--- Start Data to use ---

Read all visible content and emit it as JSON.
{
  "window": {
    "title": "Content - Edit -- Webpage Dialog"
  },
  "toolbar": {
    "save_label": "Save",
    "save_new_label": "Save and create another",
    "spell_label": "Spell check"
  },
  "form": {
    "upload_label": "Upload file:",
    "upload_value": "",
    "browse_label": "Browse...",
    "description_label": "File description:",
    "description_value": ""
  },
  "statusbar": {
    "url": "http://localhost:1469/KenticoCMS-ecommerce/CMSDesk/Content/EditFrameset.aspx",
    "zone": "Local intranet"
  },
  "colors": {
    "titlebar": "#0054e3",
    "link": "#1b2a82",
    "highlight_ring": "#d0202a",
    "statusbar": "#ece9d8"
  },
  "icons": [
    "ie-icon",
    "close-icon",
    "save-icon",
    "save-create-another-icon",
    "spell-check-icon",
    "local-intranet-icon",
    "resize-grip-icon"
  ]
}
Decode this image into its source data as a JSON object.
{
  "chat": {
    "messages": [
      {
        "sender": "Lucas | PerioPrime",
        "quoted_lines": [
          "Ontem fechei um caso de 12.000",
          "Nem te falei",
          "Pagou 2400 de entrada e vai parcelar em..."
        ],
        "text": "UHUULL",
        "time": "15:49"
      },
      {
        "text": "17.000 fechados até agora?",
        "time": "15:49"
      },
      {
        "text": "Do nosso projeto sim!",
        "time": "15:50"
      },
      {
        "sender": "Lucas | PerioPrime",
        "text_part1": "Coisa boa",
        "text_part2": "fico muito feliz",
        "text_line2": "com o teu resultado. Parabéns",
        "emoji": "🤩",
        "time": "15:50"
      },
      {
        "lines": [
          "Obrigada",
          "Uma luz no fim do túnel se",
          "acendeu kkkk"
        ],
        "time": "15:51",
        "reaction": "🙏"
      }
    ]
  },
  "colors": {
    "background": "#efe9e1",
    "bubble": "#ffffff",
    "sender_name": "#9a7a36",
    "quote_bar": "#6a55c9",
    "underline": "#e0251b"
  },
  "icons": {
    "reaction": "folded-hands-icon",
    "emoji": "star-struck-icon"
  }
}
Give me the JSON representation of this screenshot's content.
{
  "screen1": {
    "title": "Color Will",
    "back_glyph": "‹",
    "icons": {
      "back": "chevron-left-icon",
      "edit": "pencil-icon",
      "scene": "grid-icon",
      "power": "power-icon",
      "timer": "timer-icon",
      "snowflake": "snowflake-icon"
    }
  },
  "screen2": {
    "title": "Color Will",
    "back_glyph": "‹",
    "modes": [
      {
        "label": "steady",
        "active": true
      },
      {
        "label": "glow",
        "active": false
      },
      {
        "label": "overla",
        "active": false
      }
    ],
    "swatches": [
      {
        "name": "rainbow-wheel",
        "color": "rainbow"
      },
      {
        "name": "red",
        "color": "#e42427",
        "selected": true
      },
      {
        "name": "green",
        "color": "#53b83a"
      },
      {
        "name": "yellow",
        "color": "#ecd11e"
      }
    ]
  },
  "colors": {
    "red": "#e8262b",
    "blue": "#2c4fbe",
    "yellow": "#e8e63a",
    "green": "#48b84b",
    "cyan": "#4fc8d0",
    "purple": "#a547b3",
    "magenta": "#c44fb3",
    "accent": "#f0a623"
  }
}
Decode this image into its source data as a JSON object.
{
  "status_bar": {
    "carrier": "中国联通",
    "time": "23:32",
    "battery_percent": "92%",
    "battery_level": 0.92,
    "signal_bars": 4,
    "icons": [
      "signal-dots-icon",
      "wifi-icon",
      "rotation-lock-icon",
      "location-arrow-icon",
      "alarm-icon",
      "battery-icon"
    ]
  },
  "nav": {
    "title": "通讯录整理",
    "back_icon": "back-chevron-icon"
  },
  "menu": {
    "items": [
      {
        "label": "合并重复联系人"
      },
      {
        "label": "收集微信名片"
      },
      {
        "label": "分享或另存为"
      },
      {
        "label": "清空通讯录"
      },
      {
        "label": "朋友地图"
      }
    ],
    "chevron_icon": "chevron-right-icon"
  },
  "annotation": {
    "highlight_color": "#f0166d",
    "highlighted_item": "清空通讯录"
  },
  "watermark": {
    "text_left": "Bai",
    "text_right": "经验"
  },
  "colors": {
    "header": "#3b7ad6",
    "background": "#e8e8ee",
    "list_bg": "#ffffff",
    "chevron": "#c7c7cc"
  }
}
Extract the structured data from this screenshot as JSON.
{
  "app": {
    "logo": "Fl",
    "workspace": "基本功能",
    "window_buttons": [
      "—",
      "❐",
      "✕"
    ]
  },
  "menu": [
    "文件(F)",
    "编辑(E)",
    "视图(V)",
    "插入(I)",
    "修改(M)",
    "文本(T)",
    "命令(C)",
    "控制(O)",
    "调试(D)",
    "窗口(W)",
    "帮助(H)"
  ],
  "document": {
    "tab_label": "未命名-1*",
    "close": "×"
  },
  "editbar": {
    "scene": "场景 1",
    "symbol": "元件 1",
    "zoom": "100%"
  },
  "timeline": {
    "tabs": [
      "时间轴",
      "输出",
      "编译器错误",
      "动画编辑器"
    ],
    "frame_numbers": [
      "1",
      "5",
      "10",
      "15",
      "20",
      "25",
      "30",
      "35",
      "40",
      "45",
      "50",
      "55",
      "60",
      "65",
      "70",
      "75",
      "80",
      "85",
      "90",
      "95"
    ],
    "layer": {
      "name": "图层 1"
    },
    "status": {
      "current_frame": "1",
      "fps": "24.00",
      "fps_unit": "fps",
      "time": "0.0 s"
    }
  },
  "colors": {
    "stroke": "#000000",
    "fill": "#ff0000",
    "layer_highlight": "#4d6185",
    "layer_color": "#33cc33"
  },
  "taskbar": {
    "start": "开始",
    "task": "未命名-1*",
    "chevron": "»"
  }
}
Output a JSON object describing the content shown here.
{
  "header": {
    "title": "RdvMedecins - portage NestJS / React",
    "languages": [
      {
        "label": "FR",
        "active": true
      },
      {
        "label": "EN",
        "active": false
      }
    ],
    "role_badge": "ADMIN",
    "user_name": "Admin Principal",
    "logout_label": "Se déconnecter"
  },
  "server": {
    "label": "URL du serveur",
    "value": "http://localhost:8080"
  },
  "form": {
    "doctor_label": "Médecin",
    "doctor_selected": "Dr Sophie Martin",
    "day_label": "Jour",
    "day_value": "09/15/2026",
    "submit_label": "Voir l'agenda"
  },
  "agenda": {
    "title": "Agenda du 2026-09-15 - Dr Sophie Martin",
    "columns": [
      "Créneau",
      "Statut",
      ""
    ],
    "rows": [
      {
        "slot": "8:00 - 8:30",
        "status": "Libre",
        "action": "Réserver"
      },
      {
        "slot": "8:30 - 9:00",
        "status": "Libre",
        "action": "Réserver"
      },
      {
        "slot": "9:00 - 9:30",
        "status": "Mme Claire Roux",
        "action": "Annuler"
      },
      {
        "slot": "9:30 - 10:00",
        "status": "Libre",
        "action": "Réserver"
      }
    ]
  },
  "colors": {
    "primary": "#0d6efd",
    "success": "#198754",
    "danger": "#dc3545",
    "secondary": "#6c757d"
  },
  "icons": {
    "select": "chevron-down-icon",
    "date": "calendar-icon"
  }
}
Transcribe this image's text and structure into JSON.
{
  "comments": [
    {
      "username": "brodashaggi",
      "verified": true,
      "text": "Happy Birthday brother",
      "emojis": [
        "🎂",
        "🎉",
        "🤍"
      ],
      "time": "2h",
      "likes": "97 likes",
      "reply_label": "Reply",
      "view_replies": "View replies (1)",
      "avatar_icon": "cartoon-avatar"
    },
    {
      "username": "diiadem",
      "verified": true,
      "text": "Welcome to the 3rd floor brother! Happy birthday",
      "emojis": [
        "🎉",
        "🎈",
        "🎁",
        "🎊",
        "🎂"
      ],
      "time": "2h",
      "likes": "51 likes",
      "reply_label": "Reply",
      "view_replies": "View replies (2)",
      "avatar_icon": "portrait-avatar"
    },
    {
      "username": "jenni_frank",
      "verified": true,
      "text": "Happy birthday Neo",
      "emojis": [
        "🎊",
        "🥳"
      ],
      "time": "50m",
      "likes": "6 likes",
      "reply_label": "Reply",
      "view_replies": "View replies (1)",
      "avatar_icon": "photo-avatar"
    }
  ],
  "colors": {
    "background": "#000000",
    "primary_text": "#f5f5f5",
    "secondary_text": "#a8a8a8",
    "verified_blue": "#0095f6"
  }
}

--- End Data to use ---

- Work to do
Search the entries for "http" and copy out each line that has it.

- Complete answer
    "url": "http://localhost:1469/KenticoCMS-ecommerce/CMSDesk/Content/EditFrameset.aspx",
    "value": "http://localhost:8080"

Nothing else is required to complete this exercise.